What the task requires ::
Make an exact copy of the records, dropping all pictures.

Provided entries ::
◇ ◇ ◇

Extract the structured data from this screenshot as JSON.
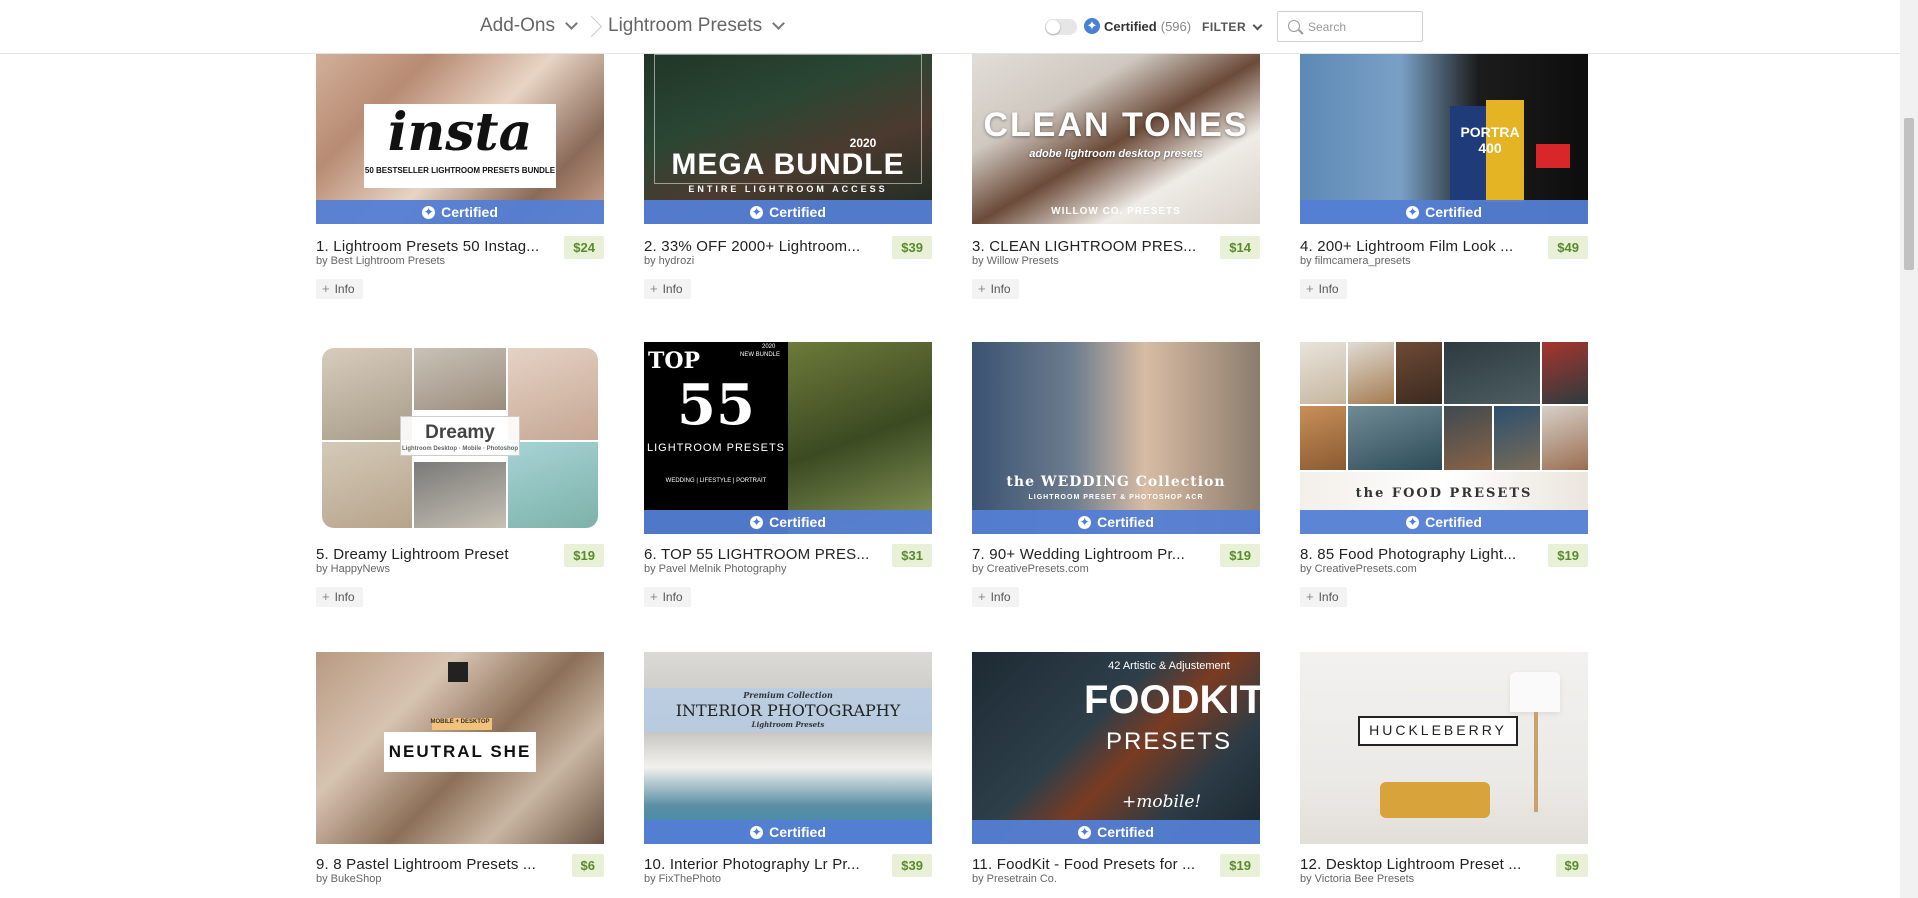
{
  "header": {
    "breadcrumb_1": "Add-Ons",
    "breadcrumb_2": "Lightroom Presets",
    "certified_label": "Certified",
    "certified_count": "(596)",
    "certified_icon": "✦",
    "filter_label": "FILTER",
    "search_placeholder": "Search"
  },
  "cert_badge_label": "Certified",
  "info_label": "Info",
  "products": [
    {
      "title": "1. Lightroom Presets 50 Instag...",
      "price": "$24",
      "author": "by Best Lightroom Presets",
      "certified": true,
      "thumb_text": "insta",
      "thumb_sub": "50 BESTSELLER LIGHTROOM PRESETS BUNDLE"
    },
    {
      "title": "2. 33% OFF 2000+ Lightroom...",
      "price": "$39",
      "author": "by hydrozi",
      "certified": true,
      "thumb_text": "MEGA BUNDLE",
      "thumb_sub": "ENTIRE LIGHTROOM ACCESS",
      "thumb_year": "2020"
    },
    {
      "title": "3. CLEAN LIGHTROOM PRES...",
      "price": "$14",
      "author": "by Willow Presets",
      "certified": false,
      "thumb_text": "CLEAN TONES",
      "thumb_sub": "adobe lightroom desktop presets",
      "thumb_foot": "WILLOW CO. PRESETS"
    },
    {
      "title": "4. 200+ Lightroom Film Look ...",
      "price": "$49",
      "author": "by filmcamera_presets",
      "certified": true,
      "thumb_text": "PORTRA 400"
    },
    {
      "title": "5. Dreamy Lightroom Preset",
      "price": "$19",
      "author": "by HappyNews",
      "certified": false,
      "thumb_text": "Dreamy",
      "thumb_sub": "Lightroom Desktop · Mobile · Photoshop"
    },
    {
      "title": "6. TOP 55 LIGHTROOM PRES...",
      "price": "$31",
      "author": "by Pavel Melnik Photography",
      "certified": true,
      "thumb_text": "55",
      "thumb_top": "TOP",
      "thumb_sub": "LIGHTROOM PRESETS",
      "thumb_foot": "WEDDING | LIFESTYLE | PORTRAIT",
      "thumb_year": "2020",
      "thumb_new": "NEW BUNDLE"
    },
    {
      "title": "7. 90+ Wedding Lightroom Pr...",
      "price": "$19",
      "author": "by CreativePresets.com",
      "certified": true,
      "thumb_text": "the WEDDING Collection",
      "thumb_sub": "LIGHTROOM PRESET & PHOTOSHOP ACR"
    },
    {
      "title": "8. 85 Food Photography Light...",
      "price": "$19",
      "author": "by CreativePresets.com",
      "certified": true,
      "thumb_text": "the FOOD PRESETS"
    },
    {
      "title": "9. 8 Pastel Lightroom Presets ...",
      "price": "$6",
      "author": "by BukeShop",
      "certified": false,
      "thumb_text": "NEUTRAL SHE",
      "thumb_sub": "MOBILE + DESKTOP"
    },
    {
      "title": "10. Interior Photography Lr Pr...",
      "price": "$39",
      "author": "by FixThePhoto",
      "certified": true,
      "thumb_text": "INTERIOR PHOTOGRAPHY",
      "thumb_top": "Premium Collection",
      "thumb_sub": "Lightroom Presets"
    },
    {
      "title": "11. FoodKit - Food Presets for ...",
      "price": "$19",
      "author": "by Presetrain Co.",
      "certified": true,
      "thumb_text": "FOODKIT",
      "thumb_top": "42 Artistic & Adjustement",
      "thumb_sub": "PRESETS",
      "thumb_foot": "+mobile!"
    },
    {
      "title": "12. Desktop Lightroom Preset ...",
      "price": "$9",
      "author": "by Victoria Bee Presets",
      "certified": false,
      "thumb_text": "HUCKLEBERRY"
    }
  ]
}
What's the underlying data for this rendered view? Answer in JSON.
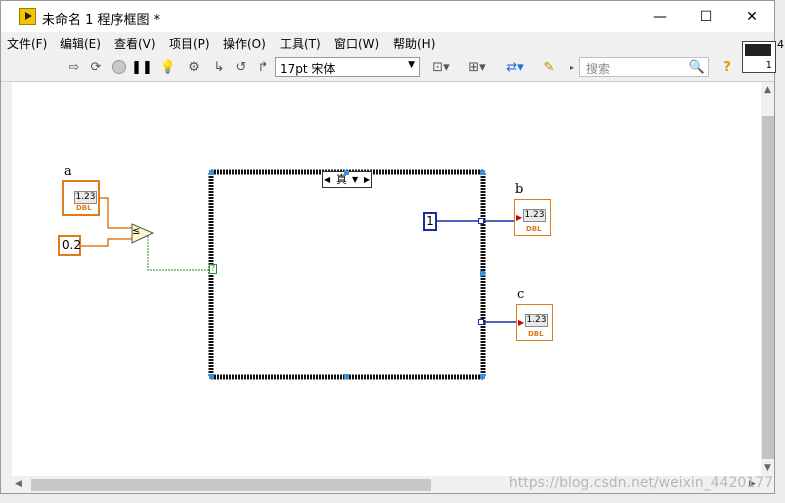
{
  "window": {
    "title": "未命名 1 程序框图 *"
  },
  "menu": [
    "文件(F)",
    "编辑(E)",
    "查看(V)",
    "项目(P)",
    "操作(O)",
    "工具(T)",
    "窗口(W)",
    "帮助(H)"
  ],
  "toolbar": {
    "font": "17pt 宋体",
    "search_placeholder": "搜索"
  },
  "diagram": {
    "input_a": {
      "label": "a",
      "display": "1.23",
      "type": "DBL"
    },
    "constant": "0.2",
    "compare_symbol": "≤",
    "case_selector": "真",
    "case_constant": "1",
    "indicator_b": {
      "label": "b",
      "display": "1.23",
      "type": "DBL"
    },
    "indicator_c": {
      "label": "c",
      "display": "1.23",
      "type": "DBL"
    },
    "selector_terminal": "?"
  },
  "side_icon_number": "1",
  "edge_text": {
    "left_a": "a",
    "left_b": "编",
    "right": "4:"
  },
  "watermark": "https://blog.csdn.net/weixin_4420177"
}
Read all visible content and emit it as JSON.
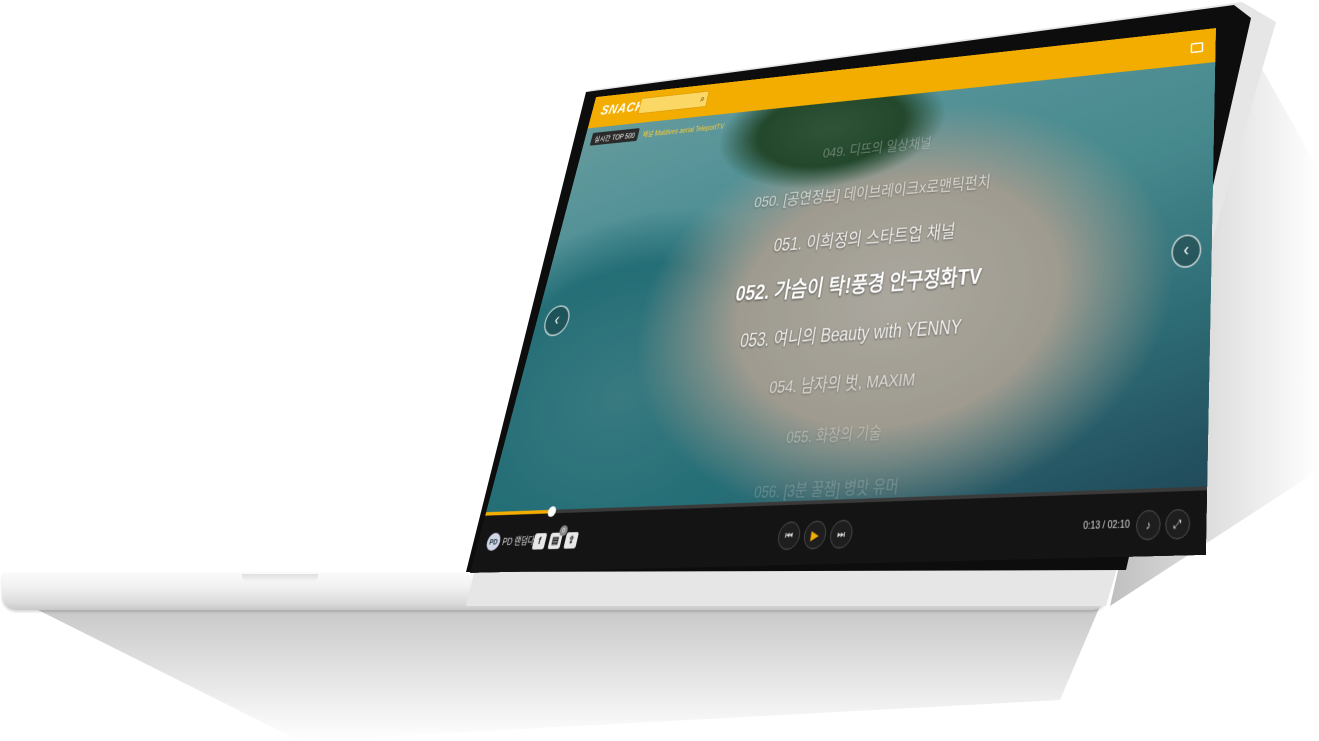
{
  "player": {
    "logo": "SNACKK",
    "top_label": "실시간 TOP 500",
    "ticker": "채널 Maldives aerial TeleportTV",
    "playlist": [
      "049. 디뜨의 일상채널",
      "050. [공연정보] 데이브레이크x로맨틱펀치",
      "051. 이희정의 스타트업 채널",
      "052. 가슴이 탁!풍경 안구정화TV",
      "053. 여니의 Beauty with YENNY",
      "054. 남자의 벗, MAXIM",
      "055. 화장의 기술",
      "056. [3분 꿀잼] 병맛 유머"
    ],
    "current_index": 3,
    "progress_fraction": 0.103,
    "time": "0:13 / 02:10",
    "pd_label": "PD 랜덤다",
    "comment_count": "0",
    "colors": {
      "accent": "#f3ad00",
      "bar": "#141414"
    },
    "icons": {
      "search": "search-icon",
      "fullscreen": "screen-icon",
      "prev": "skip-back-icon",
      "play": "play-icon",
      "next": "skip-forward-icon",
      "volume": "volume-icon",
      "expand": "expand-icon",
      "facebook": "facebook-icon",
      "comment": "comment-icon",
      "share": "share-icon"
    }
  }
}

◇ ◇ ◇

Exercise solution ::
Extract the structured data from this screenshot as JSON.
{
  "header": {
    "breadcrumb_1": "Add-Ons",
    "breadcrumb_2": "Lightroom Presets",
    "certified_label": "Certified",
    "certified_count": "(596)",
    "certified_icon": "✦",
    "filter_label": "FILTER",
    "search_placeholder": "Search"
  },
  "cert_badge_label": "Certified",
  "info_label": "Info",
  "products": [
    {
      "title": "1. Lightroom Presets 50 Instag...",
      "price": "$24",
      "author": "by Best Lightroom Presets",
      "certified": true,
      "thumb_text": "insta",
      "thumb_sub": "50 BESTSELLER LIGHTROOM PRESETS BUNDLE"
    },
    {
      "title": "2. 33% OFF 2000+ Lightroom...",
      "price": "$39",
      "author": "by hydrozi",
      "certified": true,
      "thumb_text": "MEGA BUNDLE",
      "thumb_sub": "ENTIRE LIGHTROOM ACCESS",
      "thumb_year": "2020"
    },
    {
      "title": "3. CLEAN LIGHTROOM PRES...",
      "price": "$14",
      "author": "by Willow Presets",
      "certified": false,
      "thumb_text": "CLEAN TONES",
      "thumb_sub": "adobe lightroom desktop presets",
      "thumb_foot": "WILLOW CO. PRESETS"
    },
    {
      "title": "4. 200+ Lightroom Film Look ...",
      "price": "$49",
      "author": "by filmcamera_presets",
      "certified": true,
      "thumb_text": "PORTRA 400"
    },
    {
      "title": "5. Dreamy Lightroom Preset",
      "price": "$19",
      "author": "by HappyNews",
      "certified": false,
      "thumb_text": "Dreamy",
      "thumb_sub": "Lightroom Desktop · Mobile · Photoshop"
    },
    {
      "title": "6. TOP 55 LIGHTROOM PRES...",
      "price": "$31",
      "author": "by Pavel Melnik Photography",
      "certified": true,
      "thumb_text": "55",
      "thumb_top": "TOP",
      "thumb_sub": "LIGHTROOM PRESETS",
      "thumb_foot": "WEDDING | LIFESTYLE | PORTRAIT",
      "thumb_year": "2020",
      "thumb_new": "NEW BUNDLE"
    },
    {
      "title": "7. 90+ Wedding Lightroom Pr...",
      "price": "$19",
      "author": "by CreativePresets.com",
      "certified": true,
      "thumb_text": "the WEDDING Collection",
      "thumb_sub": "LIGHTROOM PRESET & PHOTOSHOP ACR"
    },
    {
      "title": "8. 85 Food Photography Light...",
      "price": "$19",
      "author": "by CreativePresets.com",
      "certified": true,
      "thumb_text": "the FOOD PRESETS"
    },
    {
      "title": "9. 8 Pastel Lightroom Presets ...",
      "price": "$6",
      "author": "by BukeShop",
      "certified": false,
      "thumb_text": "NEUTRAL SHE",
      "thumb_sub": "MOBILE + DESKTOP"
    },
    {
      "title": "10. Interior Photography Lr Pr...",
      "price": "$39",
      "author": "by FixThePhoto",
      "certified": true,
      "thumb_text": "INTERIOR PHOTOGRAPHY",
      "thumb_top": "Premium Collection",
      "thumb_sub": "Lightroom Presets"
    },
    {
      "title": "11. FoodKit - Food Presets for ...",
      "price": "$19",
      "author": "by Presetrain Co.",
      "certified": true,
      "thumb_text": "FOODKIT",
      "thumb_top": "42 Artistic & Adjustement",
      "thumb_sub": "PRESETS",
      "thumb_foot": "+mobile!"
    },
    {
      "title": "12. Desktop Lightroom Preset ...",
      "price": "$9",
      "author": "by Victoria Bee Presets",
      "certified": false,
      "thumb_text": "HUCKLEBERRY"
    }
  ]
}
What's the underlying data for this rendered view? Answer in JSON.
{
  "window": {
    "title": "未命名 1 程序框图 *"
  },
  "menu": [
    "文件(F)",
    "编辑(E)",
    "查看(V)",
    "项目(P)",
    "操作(O)",
    "工具(T)",
    "窗口(W)",
    "帮助(H)"
  ],
  "toolbar": {
    "font": "17pt 宋体",
    "search_placeholder": "搜索"
  },
  "diagram": {
    "input_a": {
      "label": "a",
      "display": "1.23",
      "type": "DBL"
    },
    "constant": "0.2",
    "compare_symbol": "≤",
    "case_selector": "真",
    "case_constant": "1",
    "indicator_b": {
      "label": "b",
      "display": "1.23",
      "type": "DBL"
    },
    "indicator_c": {
      "label": "c",
      "display": "1.23",
      "type": "DBL"
    },
    "selector_terminal": "?"
  },
  "side_icon_number": "1",
  "edge_text": {
    "left_a": "a",
    "left_b": "编",
    "right": "4:"
  },
  "watermark": "https://blog.csdn.net/weixin_4420177"
}
Read all visible content and emit it as JSON.
{
  "player": {
    "logo": "SNACKK",
    "top_label": "실시간 TOP 500",
    "ticker": "채널 Maldives aerial TeleportTV",
    "playlist": [
      "049. 디뜨의 일상채널",
      "050. [공연정보] 데이브레이크x로맨틱펀치",
      "051. 이희정의 스타트업 채널",
      "052. 가슴이 탁!풍경 안구정화TV",
      "053. 여니의 Beauty with YENNY",
      "054. 남자의 벗, MAXIM",
      "055. 화장의 기술",
      "056. [3분 꿀잼] 병맛 유머"
    ],
    "current_index": 3,
    "progress_fraction": 0.103,
    "time": "0:13 / 02:10",
    "pd_label": "PD 랜덤다",
    "comment_count": "0",
    "colors": {
      "accent": "#f3ad00",
      "bar": "#141414"
    },
    "icons": {
      "search": "search-icon",
      "fullscreen": "screen-icon",
      "prev": "skip-back-icon",
      "play": "play-icon",
      "next": "skip-forward-icon",
      "volume": "volume-icon",
      "expand": "expand-icon",
      "facebook": "facebook-icon",
      "comment": "comment-icon",
      "share": "share-icon"
    }
  }
}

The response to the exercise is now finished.